▶ WORK TO BE COMPLETED
Update the listing from the line that has "Patent image size: (1411, 880)." through the line that has "The second arcuate section 171 is": swap "schematic view" for "schematic diagram" and keep everything else the same.

Collection entries:
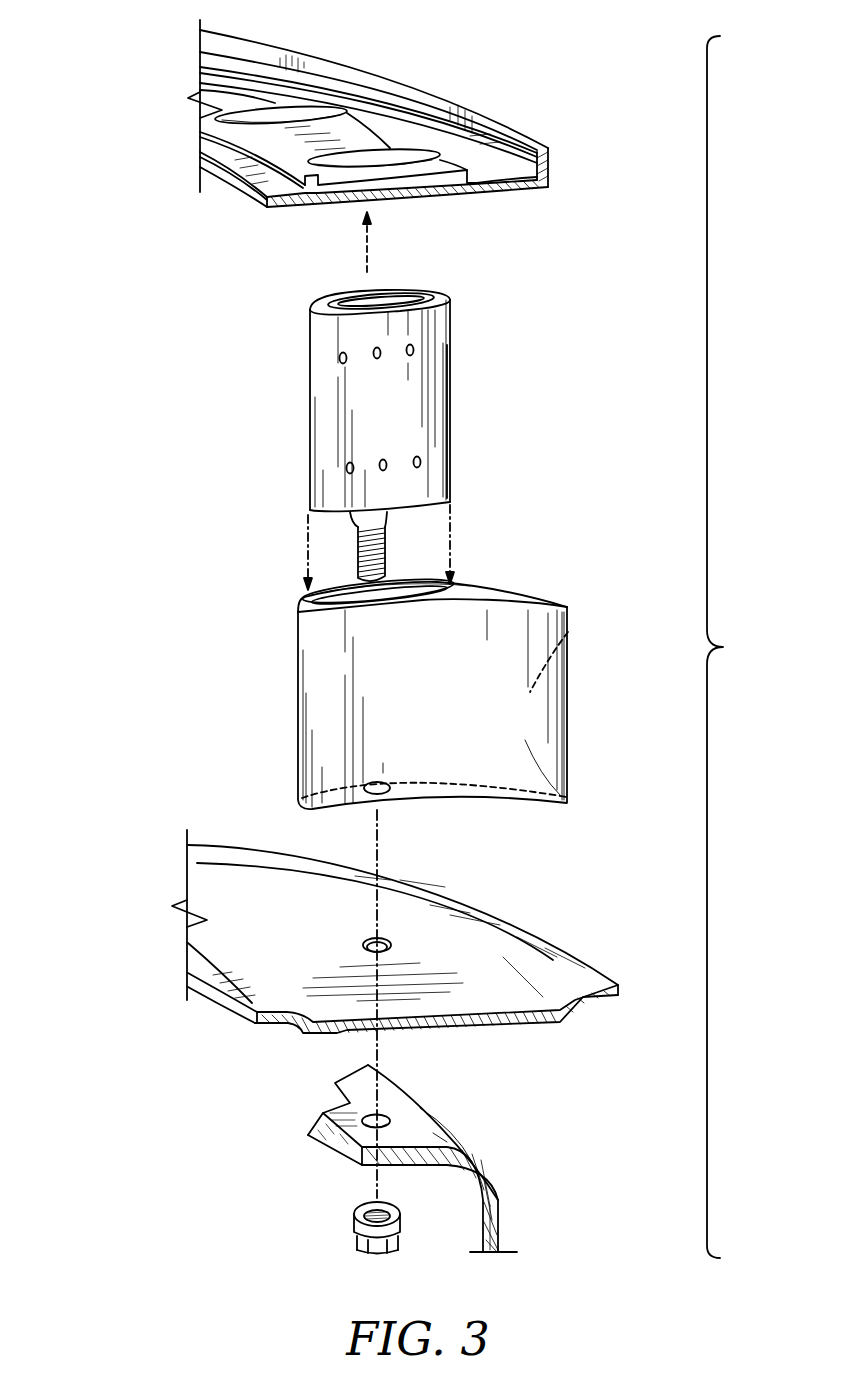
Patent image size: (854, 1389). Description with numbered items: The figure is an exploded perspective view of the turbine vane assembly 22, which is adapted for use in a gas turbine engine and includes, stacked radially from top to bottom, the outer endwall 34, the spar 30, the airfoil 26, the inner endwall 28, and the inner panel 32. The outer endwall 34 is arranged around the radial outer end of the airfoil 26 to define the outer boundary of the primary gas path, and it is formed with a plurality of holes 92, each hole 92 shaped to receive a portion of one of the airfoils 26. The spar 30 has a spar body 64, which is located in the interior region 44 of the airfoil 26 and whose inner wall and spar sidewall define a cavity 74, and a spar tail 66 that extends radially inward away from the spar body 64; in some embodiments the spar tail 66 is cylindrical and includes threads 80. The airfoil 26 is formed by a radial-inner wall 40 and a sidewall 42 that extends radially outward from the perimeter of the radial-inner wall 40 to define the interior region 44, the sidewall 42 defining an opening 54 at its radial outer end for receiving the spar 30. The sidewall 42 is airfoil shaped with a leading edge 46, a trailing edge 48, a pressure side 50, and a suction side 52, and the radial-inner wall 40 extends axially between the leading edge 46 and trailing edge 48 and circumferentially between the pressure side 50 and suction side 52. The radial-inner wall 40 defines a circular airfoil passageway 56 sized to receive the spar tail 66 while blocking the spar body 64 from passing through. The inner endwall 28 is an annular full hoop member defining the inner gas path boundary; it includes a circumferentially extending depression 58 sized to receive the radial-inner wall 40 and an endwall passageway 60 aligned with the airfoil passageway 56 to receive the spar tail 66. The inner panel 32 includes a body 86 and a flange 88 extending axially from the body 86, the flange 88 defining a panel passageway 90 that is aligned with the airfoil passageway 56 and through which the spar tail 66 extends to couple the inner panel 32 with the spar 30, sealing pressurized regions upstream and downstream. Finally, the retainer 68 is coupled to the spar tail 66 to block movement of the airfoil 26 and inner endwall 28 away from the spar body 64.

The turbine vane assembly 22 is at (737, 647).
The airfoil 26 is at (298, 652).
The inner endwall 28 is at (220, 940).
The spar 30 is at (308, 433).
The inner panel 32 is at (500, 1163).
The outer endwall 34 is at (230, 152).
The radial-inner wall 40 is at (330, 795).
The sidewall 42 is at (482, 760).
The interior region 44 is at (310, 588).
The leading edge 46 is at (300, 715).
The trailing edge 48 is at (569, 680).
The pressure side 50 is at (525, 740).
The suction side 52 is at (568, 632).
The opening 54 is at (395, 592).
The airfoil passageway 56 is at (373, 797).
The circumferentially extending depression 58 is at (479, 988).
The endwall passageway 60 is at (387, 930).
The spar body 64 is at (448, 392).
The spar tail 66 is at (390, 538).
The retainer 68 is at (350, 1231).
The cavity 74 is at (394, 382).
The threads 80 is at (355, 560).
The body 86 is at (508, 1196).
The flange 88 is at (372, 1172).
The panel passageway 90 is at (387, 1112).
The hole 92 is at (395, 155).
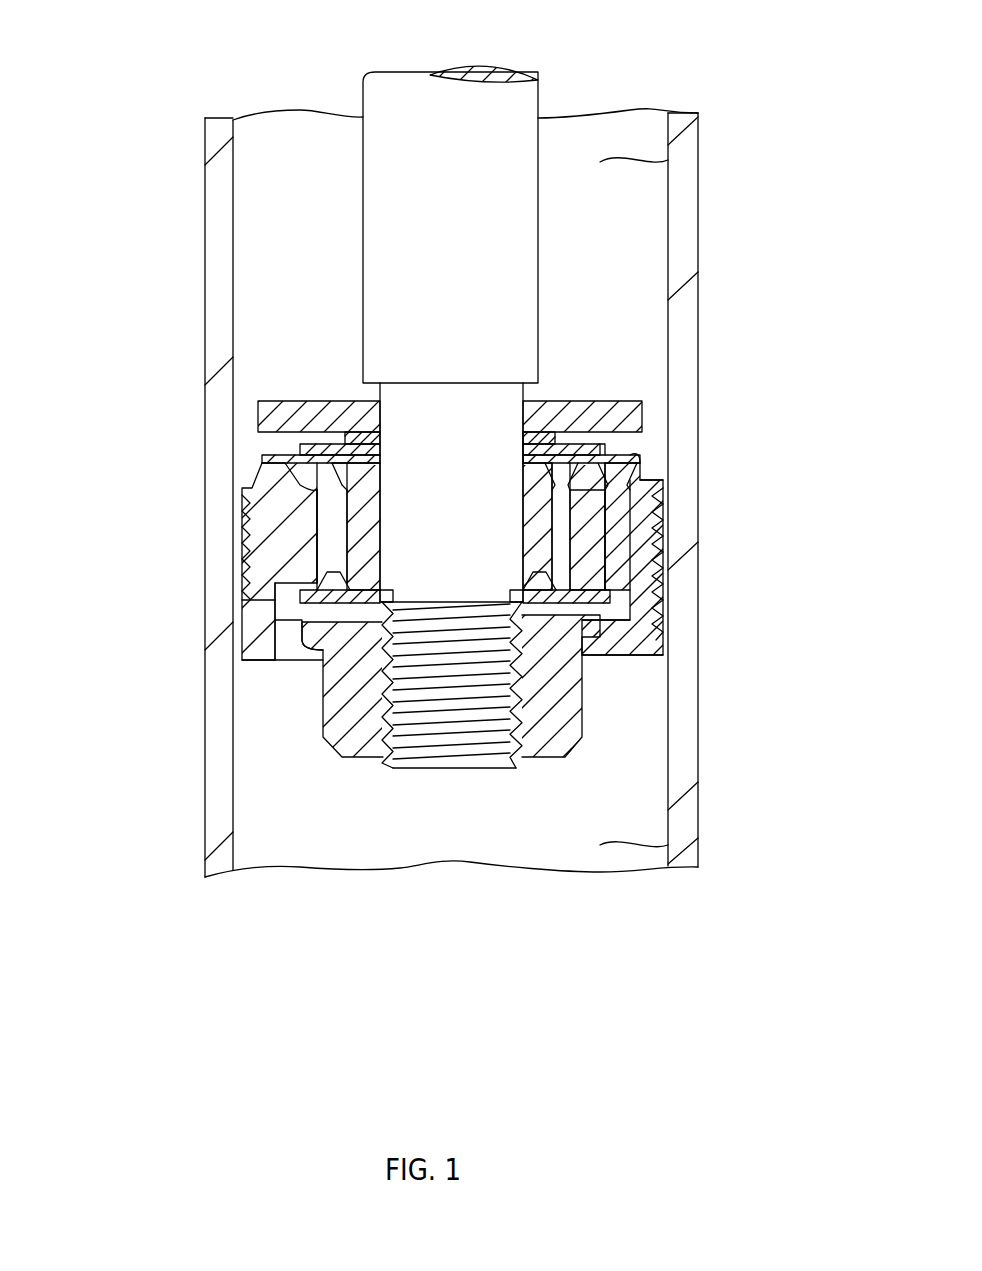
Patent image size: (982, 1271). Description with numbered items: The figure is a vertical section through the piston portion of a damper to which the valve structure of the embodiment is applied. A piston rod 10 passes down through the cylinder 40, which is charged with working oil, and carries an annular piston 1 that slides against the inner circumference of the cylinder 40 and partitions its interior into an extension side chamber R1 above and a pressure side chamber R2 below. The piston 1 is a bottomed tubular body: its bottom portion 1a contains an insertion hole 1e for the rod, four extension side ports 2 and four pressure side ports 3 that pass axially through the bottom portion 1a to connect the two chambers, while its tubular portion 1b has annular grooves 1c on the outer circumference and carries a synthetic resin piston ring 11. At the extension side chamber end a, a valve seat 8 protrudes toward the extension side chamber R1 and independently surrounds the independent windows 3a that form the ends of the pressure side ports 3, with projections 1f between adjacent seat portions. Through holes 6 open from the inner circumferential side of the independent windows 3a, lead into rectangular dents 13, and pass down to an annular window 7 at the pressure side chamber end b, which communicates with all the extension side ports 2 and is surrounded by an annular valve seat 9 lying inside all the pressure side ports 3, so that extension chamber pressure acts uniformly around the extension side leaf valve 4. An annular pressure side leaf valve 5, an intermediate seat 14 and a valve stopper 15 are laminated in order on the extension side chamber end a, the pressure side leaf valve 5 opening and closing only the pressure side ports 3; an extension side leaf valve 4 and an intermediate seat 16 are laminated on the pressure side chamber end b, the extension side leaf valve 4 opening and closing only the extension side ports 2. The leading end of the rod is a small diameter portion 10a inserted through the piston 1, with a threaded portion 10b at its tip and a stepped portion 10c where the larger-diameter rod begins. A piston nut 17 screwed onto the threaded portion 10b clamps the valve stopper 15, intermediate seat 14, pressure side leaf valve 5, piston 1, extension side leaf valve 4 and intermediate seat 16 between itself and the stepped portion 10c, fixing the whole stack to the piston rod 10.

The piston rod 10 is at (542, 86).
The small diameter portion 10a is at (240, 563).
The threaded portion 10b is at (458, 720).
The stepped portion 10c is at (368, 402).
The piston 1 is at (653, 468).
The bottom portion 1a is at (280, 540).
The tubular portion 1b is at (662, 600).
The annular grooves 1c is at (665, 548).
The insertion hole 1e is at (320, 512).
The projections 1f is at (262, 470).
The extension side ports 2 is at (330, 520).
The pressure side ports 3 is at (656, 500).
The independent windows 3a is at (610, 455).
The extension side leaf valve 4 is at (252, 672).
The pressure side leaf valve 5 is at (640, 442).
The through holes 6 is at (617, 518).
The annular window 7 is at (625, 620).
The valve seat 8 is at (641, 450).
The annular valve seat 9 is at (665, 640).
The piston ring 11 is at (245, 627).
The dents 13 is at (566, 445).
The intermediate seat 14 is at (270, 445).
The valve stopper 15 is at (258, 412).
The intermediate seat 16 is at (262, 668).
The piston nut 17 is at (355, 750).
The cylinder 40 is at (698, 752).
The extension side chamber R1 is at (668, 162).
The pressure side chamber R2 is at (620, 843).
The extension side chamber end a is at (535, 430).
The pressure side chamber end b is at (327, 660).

--

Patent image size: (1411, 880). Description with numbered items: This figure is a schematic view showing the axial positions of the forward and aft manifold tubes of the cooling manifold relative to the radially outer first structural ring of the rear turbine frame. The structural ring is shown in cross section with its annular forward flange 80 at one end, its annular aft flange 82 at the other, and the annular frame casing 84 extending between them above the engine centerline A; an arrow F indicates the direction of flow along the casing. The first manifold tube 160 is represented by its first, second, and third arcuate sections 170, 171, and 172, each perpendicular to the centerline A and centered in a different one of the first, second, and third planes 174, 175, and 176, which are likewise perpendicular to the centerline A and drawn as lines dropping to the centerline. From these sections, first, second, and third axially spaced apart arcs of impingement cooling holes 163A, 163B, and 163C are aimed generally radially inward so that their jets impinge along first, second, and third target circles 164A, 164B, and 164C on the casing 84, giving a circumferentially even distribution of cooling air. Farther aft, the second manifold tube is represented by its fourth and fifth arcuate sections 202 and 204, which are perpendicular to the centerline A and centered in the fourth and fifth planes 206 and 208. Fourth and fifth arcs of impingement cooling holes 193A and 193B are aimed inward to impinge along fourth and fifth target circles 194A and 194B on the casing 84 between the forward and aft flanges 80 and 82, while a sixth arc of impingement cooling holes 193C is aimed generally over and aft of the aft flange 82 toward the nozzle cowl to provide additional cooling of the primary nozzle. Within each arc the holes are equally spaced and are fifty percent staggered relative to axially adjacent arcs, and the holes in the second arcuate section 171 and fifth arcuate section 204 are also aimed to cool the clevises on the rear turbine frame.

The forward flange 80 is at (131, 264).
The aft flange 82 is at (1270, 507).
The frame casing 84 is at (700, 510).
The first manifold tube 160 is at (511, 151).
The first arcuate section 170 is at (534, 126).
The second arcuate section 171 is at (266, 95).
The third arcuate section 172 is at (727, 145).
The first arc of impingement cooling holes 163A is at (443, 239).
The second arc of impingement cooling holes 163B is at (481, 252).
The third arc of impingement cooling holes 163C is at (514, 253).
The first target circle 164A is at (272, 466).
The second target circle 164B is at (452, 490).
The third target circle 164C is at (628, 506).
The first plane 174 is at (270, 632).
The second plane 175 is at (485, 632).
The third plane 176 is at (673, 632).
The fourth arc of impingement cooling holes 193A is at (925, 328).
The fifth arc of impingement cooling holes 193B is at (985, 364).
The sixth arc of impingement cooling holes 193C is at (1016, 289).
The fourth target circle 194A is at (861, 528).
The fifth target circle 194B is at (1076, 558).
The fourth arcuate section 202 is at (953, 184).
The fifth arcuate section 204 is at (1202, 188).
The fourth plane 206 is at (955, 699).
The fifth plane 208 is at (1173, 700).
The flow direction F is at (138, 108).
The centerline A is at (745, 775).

▶ THE RESULT
Patent image size: (1411, 880). Description with numbered items: This figure is a schematic diagram showing the axial positions of the forward and aft manifold tubes of the cooling manifold relative to the radially outer first structural ring of the rear turbine frame. The structural ring is shown in cross section with its annular forward flange 80 at one end, its annular aft flange 82 at the other, and the annular frame casing 84 extending between them above the engine centerline A; an arrow F indicates the direction of flow along the casing. The first manifold tube 160 is represented by its first, second, and third arcuate sections 170, 171, and 172, each perpendicular to the centerline A and centered in a different one of the first, second, and third planes 174, 175, and 176, which are likewise perpendicular to the centerline A and drawn as lines dropping to the centerline. From these sections, first, second, and third axially spaced apart arcs of impingement cooling holes 163A, 163B, and 163C are aimed generally radially inward so that their jets impinge along first, second, and third target circles 164A, 164B, and 164C on the casing 84, giving a circumferentially even distribution of cooling air. Farther aft, the second manifold tube is represented by its fourth and fifth arcuate sections 202 and 204, which are perpendicular to the centerline A and centered in the fourth and fifth planes 206 and 208. Fourth and fifth arcs of impingement cooling holes 193A and 193B are aimed inward to impinge along fourth and fifth target circles 194A and 194B on the casing 84 between the forward and aft flanges 80 and 82, while a sixth arc of impingement cooling holes 193C is aimed generally over and aft of the aft flange 82 toward the nozzle cowl to provide additional cooling of the primary nozzle. Within each arc the holes are equally spaced and are fifty percent staggered relative to axially adjacent arcs, and the holes in the second arcuate section 171 and fifth arcuate section 204 are also aimed to cool the clevises on the rear turbine frame.

The forward flange 80 is at (131, 264).
The aft flange 82 is at (1270, 507).
The frame casing 84 is at (700, 510).
The first manifold tube 160 is at (511, 151).
The first arcuate section 170 is at (534, 126).
The second arcuate section 171 is at (266, 95).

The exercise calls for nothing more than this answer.